Instruction: Reproduce all of the data exactly.

Listing:
<<<<
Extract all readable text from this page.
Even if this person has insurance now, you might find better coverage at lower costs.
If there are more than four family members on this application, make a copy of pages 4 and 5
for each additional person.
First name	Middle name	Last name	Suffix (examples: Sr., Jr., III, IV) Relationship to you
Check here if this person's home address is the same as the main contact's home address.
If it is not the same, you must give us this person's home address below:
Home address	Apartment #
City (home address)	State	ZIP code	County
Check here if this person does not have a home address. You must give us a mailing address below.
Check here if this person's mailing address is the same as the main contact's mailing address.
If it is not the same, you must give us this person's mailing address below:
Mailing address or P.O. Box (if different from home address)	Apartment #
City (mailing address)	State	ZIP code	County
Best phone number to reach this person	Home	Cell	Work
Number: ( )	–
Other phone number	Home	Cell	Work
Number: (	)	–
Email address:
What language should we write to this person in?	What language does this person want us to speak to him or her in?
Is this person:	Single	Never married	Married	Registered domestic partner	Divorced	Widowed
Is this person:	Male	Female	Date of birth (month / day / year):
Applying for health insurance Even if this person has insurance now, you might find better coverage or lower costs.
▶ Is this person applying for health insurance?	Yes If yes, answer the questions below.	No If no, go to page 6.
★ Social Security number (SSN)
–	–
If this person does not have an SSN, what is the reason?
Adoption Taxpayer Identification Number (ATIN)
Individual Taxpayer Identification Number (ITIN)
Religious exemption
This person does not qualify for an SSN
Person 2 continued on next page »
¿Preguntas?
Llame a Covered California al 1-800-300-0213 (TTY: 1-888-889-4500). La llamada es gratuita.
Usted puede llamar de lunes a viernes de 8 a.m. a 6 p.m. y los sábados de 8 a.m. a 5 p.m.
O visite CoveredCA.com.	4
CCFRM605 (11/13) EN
>>>>
Solution:
Extract all readable text from this page.
Even if this person has insurance now, you might find better coverage at lower costs.
If there are more than four family members on this application, make a copy of pages 4 and 5
for each additional person.
First name	Middle name	Last name	Suffix (examples: Sr., Jr., III, IV) Relationship to you
Check here if this person's home address is the same as the main contact's home address.
If it is not the same, you must give us this person's home address below:
Home address	Apartment #
City (home address)	State	ZIP code	County
Check here if this person does not have a home address. You must give us a mailing address below.
Check here if this person's mailing address is the same as the main contact's mailing address.
If it is not the same, you must give us this person's mailing address below:
Mailing address or P.O. Box (if different from home address)	Apartment #
City (mailing address)	State	ZIP code	County
Best phone number to reach this person	Home	Cell	Work
Number: ( )	–
Other phone number	Home	Cell	Work
Number: (	)	–
Email address:
What language should we write to this person in?	What language does this person want us to speak to him or her in?
Is this person:	Single	Never married	Married	Registered domestic partner	Divorced	Widowed
Is this person:	Male	Female	Date of birth (month / day / year):
Applying for health insurance Even if this person has insurance now, you might find better coverage or lower costs.
▶ Is this person applying for health insurance?	Yes If yes, answer the questions below.	No If no, go to page 6.
★ Social Security number (SSN)
–	–
If this person does not have an SSN, what is the reason?
Adoption Taxpayer Identification Number (ATIN)
Individual Taxpayer Identification Number (ITIN)
Religious exemption
This person does not qualify for an SSN
Person 2 continued on next page »
¿Preguntas?
Llame a Covered California al 1-800-300-0213 (TTY: 1-888-889-4500). La llamada es gratuita.
Usted puede llamar de lunes a viernes de 8 a.m. a 6 p.m. y los sábados de 8 a.m. a 5 p.m.
O visite CoveredCA.com.	4
CCFRM605 (11/13) EN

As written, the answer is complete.